Layout coordinate data:
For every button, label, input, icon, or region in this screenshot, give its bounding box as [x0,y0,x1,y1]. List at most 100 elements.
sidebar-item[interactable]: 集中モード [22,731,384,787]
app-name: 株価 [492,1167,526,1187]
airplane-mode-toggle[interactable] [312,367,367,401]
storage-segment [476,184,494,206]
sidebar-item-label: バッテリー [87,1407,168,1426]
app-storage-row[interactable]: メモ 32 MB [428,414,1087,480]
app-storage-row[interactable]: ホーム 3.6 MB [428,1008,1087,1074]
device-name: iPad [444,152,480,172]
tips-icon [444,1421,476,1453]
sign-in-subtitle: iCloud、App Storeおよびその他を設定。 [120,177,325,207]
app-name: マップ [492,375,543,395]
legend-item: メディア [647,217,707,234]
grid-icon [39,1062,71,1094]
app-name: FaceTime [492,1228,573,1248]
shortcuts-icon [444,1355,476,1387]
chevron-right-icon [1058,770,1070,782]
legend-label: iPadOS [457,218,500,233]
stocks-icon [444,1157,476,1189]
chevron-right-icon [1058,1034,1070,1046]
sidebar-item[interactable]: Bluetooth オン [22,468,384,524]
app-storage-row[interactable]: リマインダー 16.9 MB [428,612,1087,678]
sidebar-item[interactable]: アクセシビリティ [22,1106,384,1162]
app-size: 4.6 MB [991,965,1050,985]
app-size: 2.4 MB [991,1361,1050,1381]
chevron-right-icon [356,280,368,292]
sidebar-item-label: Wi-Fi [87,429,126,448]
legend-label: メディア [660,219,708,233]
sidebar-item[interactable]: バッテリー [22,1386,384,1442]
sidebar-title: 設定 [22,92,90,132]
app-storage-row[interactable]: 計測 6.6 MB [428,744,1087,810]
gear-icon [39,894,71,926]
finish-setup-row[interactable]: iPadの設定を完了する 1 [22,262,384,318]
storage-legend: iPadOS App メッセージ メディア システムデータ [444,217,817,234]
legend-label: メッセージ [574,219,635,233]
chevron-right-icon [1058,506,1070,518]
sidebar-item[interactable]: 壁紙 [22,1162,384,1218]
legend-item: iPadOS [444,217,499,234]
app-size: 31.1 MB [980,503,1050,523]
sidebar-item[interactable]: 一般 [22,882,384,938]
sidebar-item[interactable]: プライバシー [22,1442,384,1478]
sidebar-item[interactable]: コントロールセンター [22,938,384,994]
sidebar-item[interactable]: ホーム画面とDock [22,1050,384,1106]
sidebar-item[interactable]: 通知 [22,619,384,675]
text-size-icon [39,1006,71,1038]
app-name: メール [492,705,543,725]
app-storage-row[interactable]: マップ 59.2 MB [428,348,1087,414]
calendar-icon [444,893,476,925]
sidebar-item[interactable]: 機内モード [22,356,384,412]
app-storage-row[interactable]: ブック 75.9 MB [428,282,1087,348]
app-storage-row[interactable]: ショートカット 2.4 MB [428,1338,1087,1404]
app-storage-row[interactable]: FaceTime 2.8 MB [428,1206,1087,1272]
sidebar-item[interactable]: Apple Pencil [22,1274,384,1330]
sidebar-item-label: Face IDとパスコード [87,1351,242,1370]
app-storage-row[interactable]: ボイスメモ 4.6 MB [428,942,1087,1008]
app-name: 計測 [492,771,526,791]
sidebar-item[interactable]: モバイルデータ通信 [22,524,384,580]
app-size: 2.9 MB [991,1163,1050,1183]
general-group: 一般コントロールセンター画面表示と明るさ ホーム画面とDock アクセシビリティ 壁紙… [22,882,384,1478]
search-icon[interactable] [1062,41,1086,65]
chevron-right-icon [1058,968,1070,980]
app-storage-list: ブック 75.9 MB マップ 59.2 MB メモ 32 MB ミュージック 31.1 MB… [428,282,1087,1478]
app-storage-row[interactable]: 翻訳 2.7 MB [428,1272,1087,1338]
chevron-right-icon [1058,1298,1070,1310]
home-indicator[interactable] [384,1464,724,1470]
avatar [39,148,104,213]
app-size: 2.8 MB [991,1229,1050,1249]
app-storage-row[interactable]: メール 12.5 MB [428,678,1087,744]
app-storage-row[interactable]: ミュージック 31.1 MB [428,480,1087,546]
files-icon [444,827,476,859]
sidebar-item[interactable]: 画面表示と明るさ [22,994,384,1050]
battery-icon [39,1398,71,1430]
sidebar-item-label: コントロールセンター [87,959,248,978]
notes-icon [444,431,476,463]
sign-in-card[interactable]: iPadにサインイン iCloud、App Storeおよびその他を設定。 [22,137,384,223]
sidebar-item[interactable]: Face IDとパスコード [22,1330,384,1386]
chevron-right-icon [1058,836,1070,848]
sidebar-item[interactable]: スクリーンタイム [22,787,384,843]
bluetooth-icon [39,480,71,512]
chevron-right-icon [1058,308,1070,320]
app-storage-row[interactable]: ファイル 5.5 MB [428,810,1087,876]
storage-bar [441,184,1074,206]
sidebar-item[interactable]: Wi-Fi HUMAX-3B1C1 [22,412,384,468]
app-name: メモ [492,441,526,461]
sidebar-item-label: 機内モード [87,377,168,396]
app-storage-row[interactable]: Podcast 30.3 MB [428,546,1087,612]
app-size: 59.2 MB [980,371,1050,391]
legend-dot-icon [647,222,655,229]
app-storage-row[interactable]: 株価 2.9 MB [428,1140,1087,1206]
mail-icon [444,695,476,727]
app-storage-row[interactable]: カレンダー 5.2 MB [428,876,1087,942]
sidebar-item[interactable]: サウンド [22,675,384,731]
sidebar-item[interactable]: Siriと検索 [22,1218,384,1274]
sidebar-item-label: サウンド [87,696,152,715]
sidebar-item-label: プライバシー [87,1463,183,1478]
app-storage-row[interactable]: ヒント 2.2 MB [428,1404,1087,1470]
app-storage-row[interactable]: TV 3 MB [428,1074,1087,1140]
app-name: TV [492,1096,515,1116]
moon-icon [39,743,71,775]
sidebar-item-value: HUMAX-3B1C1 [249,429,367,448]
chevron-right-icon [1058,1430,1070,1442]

* _Your goal_: Copy out every line of the records above word for word, with no changes.

* _Task output_:
For every button, label, input, icon, or region in this screenshot, give its bounding box as [x0,y0,x1,y1]. List at most 100 elements.
sidebar-item[interactable]: 集中モード [22,731,384,787]
app-name: 株価 [492,1167,526,1187]
airplane-mode-toggle[interactable] [312,367,367,401]
storage-segment [476,184,494,206]
sidebar-item-label: バッテリー [87,1407,168,1426]
app-storage-row[interactable]: メモ 32 MB [428,414,1087,480]
app-storage-row[interactable]: ホーム 3.6 MB [428,1008,1087,1074]
device-name: iPad [444,152,480,172]
tips-icon [444,1421,476,1453]
sign-in-subtitle: iCloud、App Storeおよびその他を設定。 [120,177,325,207]
app-name: マップ [492,375,543,395]
legend-item: メディア [647,217,707,234]
grid-icon [39,1062,71,1094]
app-name: FaceTime [492,1228,573,1248]
shortcuts-icon [444,1355,476,1387]
chevron-right-icon [1058,770,1070,782]
legend-label: iPadOS [457,218,500,233]
stocks-icon [444,1157,476,1189]
chevron-right-icon [1058,1034,1070,1046]
sidebar-item[interactable]: Bluetooth オン [22,468,384,524]
app-storage-row[interactable]: リマインダー 16.9 MB [428,612,1087,678]
sidebar-item[interactable]: アクセシビリティ [22,1106,384,1162]
app-size: 4.6 MB [991,965,1050,985]
app-size: 2.4 MB [991,1361,1050,1381]
chevron-right-icon [356,280,368,292]
sidebar-item-label: Wi-Fi [87,429,126,448]
legend-label: メディア [660,219,708,233]
sidebar-item[interactable]: バッテリー [22,1386,384,1442]
sidebar-title: 設定 [22,92,90,132]
app-storage-row[interactable]: 計測 6.6 MB [428,744,1087,810]
gear-icon [39,894,71,926]
finish-setup-row[interactable]: iPadの設定を完了する 1 [22,262,384,318]
storage-legend: iPadOS App メッセージ メディア システムデータ [444,217,817,234]
legend-label: メッセージ [574,219,635,233]
chevron-right-icon [1058,506,1070,518]
sidebar-item[interactable]: 壁紙 [22,1162,384,1218]
legend-item: iPadOS [444,217,499,234]
app-size: 31.1 MB [980,503,1050,523]
sidebar-item[interactable]: 一般 [22,882,384,938]
sidebar-item[interactable]: プライバシー [22,1442,384,1478]
sidebar-item[interactable]: コントロールセンター [22,938,384,994]
sidebar-item[interactable]: ホーム画面とDock [22,1050,384,1106]
sidebar-item[interactable]: 通知 [22,619,384,675]
text-size-icon [39,1006,71,1038]
app-name: メール [492,705,543,725]
app-storage-row[interactable]: マップ 59.2 MB [428,348,1087,414]
calendar-icon [444,893,476,925]
sidebar-item[interactable]: 機内モード [22,356,384,412]
app-storage-row[interactable]: ブック 75.9 MB [428,282,1087,348]
app-storage-row[interactable]: ショートカット 2.4 MB [428,1338,1087,1404]
app-storage-row[interactable]: FaceTime 2.8 MB [428,1206,1087,1272]
sidebar-item[interactable]: Apple Pencil [22,1274,384,1330]
sidebar-item-label: Face IDとパスコード [87,1351,242,1370]
app-storage-row[interactable]: ボイスメモ 4.6 MB [428,942,1087,1008]
app-name: 計測 [492,771,526,791]
sidebar-item[interactable]: モバイルデータ通信 [22,524,384,580]
app-size: 2.9 MB [991,1163,1050,1183]
general-group: 一般コントロールセンター画面表示と明るさ ホーム画面とDock アクセシビリティ 壁紙… [22,882,384,1478]
search-icon[interactable] [1062,41,1086,65]
chevron-right-icon [1058,968,1070,980]
app-storage-list: ブック 75.9 MB マップ 59.2 MB メモ 32 MB ミュージック 31.1 MB… [428,282,1087,1478]
app-storage-row[interactable]: 翻訳 2.7 MB [428,1272,1087,1338]
chevron-right-icon [1058,1298,1070,1310]
home-indicator[interactable] [384,1464,724,1470]
avatar [39,148,104,213]
app-size: 2.8 MB [991,1229,1050,1249]
app-storage-row[interactable]: メール 12.5 MB [428,678,1087,744]
app-storage-row[interactable]: ミュージック 31.1 MB [428,480,1087,546]
files-icon [444,827,476,859]
sidebar-item[interactable]: 画面表示と明るさ [22,994,384,1050]
battery-icon [39,1398,71,1430]
sidebar-item-label: コントロールセンター [87,959,248,978]
notes-icon [444,431,476,463]
sign-in-card[interactable]: iPadにサインイン iCloud、App Storeおよびその他を設定。 [22,137,384,223]
sidebar-item[interactable]: Face IDとパスコード [22,1330,384,1386]
chevron-right-icon [1058,836,1070,848]
sidebar-item[interactable]: スクリーンタイム [22,787,384,843]
bluetooth-icon [39,480,71,512]
chevron-right-icon [1058,308,1070,320]
app-storage-row[interactable]: ファイル 5.5 MB [428,810,1087,876]
storage-bar [441,184,1074,206]
sidebar-item[interactable]: Wi-Fi HUMAX-3B1C1 [22,412,384,468]
app-name: メモ [492,441,526,461]
sidebar-item-label: 機内モード [87,377,168,396]
app-storage-row[interactable]: Podcast 30.3 MB [428,546,1087,612]
app-size: 59.2 MB [980,371,1050,391]
legend-dot-icon [647,222,655,229]
app-storage-row[interactable]: 株価 2.9 MB [428,1140,1087,1206]
mail-icon [444,695,476,727]
app-storage-row[interactable]: カレンダー 5.2 MB [428,876,1087,942]
sidebar-item[interactable]: サウンド [22,675,384,731]
sidebar-item[interactable]: Siriと検索 [22,1218,384,1274]
sidebar-item-label: サウンド [87,696,152,715]
sidebar-item-label: プライバシー [87,1463,183,1478]
app-storage-row[interactable]: ヒント 2.2 MB [428,1404,1087,1470]
app-storage-row[interactable]: TV 3 MB [428,1074,1087,1140]
app-name: TV [492,1096,515,1116]
moon-icon [39,743,71,775]
sidebar-item-value: HUMAX-3B1C1 [249,429,367,448]
chevron-right-icon [1058,1430,1070,1442]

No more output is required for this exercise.